# Given problem
Search the records below for the word "address" and show every line where it occurs.
---------- Data records ----------
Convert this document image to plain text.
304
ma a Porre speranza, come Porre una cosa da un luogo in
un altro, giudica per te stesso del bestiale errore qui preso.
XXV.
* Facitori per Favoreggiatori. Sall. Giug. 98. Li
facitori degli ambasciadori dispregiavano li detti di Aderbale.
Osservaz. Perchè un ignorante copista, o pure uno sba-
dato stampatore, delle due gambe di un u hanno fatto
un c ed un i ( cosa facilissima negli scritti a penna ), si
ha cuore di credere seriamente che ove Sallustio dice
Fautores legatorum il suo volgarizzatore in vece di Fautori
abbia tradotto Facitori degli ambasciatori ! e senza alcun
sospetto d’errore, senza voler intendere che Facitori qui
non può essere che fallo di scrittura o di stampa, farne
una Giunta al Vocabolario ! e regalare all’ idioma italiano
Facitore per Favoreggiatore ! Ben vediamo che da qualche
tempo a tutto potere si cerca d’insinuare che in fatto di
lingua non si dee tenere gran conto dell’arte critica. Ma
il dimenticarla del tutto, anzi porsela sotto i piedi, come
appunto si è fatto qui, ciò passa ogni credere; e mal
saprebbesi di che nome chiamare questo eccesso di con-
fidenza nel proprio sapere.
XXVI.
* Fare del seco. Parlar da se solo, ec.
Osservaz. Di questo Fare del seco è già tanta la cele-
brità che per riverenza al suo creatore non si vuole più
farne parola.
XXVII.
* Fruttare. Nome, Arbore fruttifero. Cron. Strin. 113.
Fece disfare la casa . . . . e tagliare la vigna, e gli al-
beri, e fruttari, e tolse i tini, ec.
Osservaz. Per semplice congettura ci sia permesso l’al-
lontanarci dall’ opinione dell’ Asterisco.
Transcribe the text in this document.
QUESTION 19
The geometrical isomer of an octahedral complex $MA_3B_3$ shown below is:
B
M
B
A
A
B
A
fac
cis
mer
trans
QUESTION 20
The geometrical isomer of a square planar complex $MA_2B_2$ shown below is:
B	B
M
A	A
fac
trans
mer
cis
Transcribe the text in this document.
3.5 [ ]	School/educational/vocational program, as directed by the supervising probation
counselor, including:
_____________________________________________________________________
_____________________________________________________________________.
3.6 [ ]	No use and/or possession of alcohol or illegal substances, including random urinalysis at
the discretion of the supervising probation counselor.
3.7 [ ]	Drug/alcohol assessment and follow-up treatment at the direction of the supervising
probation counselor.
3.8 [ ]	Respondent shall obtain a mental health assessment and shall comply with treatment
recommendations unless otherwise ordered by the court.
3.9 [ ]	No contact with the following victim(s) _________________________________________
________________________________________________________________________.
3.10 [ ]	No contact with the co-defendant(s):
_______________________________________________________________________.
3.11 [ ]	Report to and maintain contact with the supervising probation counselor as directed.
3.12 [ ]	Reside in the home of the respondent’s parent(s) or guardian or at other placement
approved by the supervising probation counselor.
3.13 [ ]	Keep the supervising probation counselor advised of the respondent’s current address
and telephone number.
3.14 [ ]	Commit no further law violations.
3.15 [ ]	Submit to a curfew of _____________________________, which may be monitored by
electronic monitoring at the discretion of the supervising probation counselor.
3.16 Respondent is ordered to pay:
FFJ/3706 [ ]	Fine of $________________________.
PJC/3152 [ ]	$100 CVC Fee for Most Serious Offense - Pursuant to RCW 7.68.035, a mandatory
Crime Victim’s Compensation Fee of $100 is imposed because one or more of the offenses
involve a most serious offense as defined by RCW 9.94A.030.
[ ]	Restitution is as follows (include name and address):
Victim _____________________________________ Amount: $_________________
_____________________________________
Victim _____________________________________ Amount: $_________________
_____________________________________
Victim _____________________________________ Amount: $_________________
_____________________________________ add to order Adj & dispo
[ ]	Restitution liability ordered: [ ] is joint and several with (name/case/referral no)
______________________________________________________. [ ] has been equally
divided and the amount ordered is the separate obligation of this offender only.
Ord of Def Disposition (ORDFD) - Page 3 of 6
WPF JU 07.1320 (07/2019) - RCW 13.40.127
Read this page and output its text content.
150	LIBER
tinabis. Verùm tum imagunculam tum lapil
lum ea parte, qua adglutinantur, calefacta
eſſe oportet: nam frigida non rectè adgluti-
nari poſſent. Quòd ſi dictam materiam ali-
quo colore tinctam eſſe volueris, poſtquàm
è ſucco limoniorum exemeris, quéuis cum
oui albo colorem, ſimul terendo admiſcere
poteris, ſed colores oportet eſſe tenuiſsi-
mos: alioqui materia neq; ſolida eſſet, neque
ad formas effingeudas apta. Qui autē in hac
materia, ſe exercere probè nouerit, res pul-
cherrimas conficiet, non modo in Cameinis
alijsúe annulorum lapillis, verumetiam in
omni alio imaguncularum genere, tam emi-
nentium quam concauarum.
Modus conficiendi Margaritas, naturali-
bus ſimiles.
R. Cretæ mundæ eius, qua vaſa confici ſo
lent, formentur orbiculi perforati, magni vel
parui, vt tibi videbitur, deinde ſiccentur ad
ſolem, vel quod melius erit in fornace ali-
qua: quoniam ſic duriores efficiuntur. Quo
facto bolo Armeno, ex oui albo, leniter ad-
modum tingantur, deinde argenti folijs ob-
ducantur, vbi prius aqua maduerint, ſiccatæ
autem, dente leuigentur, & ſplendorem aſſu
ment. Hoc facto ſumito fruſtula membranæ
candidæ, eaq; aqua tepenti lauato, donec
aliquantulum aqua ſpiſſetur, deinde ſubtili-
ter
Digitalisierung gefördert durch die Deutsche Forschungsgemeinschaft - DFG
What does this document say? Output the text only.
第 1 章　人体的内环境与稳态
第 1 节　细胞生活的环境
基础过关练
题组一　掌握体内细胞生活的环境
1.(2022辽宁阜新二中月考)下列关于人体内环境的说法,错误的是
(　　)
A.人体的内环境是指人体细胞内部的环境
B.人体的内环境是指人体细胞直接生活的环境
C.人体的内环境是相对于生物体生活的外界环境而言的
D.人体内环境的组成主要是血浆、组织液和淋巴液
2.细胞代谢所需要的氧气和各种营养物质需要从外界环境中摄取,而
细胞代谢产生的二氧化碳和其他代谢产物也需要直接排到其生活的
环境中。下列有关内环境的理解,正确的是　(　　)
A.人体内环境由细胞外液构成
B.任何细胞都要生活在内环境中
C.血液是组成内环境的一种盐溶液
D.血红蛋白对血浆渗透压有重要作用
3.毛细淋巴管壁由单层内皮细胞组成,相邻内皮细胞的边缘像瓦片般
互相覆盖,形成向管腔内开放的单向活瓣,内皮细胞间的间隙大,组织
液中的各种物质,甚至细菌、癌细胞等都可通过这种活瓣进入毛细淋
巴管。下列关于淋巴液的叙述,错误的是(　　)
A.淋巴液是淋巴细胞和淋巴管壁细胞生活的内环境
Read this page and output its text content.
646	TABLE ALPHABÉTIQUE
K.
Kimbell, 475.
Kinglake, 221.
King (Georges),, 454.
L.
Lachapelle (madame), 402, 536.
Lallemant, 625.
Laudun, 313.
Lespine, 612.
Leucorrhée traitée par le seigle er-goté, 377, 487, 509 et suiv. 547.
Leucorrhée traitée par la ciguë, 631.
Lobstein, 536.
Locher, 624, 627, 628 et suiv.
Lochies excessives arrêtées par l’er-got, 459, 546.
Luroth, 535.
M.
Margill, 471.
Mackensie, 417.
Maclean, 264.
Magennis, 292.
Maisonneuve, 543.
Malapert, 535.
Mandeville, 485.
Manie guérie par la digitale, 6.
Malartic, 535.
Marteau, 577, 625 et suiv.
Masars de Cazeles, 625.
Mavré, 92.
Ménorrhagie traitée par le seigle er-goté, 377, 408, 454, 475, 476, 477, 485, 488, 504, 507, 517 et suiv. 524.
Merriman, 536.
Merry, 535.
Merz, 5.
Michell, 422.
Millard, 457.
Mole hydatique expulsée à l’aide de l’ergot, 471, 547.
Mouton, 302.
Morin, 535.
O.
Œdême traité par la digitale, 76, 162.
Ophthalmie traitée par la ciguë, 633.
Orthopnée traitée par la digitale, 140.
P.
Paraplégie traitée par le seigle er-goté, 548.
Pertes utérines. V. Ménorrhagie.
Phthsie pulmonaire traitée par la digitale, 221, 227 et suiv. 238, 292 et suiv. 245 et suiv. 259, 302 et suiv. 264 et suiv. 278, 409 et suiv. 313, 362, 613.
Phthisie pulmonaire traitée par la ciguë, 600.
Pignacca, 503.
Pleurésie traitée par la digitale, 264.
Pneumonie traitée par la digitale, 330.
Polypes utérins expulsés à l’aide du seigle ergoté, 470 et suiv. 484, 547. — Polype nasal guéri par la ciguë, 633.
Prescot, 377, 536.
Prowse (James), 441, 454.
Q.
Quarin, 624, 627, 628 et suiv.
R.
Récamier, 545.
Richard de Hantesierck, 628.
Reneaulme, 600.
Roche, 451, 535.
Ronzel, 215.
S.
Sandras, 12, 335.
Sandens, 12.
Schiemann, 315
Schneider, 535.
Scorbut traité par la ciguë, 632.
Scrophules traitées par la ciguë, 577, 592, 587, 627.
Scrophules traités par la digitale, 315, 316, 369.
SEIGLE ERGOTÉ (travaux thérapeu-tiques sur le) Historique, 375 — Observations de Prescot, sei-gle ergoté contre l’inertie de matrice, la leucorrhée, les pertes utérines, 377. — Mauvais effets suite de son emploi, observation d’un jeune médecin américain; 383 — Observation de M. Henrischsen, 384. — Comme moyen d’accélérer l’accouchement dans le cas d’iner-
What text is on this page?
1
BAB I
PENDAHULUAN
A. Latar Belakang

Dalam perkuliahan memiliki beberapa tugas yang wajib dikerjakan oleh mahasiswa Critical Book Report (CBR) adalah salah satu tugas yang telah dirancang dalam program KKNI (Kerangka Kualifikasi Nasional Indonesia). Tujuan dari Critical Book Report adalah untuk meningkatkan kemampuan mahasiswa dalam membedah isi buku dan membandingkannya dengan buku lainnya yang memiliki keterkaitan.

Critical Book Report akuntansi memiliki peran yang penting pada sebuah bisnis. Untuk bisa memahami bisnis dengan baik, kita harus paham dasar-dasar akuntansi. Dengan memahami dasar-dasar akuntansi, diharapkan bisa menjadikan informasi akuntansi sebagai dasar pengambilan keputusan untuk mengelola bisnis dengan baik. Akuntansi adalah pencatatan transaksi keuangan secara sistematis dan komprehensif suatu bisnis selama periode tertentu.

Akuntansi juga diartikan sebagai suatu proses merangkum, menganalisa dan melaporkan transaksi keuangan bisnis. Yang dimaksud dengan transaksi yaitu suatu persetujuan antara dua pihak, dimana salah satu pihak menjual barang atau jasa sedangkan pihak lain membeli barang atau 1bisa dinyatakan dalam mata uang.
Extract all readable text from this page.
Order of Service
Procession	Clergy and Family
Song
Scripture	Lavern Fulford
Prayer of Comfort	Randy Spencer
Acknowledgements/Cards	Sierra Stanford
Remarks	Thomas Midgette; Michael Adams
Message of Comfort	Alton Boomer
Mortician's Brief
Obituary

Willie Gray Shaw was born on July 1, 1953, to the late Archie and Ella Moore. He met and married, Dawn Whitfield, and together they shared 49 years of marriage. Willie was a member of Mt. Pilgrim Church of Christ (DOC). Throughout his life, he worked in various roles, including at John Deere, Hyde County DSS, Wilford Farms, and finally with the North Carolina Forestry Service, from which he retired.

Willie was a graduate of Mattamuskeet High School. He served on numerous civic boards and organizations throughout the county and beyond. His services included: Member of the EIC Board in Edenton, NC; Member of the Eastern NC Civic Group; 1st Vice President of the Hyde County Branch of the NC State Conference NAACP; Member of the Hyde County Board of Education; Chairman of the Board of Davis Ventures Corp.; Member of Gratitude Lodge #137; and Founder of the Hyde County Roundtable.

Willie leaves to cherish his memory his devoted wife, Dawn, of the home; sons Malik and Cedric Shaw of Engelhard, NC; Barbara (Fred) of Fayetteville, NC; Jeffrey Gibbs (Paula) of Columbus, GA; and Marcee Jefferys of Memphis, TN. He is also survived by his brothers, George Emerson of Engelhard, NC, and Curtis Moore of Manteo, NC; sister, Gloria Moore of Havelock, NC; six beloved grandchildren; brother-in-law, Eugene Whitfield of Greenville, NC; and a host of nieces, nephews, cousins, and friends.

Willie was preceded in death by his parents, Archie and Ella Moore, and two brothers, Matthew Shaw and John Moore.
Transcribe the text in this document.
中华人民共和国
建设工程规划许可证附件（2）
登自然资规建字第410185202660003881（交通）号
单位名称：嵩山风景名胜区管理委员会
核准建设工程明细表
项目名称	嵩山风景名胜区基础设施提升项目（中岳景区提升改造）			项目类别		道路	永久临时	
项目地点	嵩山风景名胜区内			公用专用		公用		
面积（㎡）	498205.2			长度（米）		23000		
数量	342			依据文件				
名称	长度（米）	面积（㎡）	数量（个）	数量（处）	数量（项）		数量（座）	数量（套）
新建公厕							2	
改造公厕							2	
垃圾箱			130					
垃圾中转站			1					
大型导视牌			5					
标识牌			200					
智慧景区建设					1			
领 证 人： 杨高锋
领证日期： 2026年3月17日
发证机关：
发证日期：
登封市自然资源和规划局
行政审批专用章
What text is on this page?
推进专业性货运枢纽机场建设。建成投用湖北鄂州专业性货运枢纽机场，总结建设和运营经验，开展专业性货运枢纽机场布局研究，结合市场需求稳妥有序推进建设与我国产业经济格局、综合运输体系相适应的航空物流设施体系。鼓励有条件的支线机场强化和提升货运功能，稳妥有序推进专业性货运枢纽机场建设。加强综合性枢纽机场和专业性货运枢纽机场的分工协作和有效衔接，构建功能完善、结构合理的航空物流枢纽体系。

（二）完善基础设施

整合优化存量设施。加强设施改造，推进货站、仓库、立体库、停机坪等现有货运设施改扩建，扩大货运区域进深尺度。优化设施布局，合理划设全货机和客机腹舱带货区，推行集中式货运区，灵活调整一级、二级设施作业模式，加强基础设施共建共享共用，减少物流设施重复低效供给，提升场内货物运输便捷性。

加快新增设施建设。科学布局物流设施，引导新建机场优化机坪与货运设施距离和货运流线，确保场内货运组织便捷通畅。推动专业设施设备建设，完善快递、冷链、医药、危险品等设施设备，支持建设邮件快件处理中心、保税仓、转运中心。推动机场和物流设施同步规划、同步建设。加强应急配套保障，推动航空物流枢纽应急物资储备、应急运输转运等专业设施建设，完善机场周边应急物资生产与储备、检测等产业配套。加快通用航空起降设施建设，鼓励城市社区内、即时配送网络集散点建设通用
----------
# Expected output
3.13 [ ]	Keep the supervising probation counselor advised of the respondent’s current address
[ ]	Restitution is as follows (include name and address):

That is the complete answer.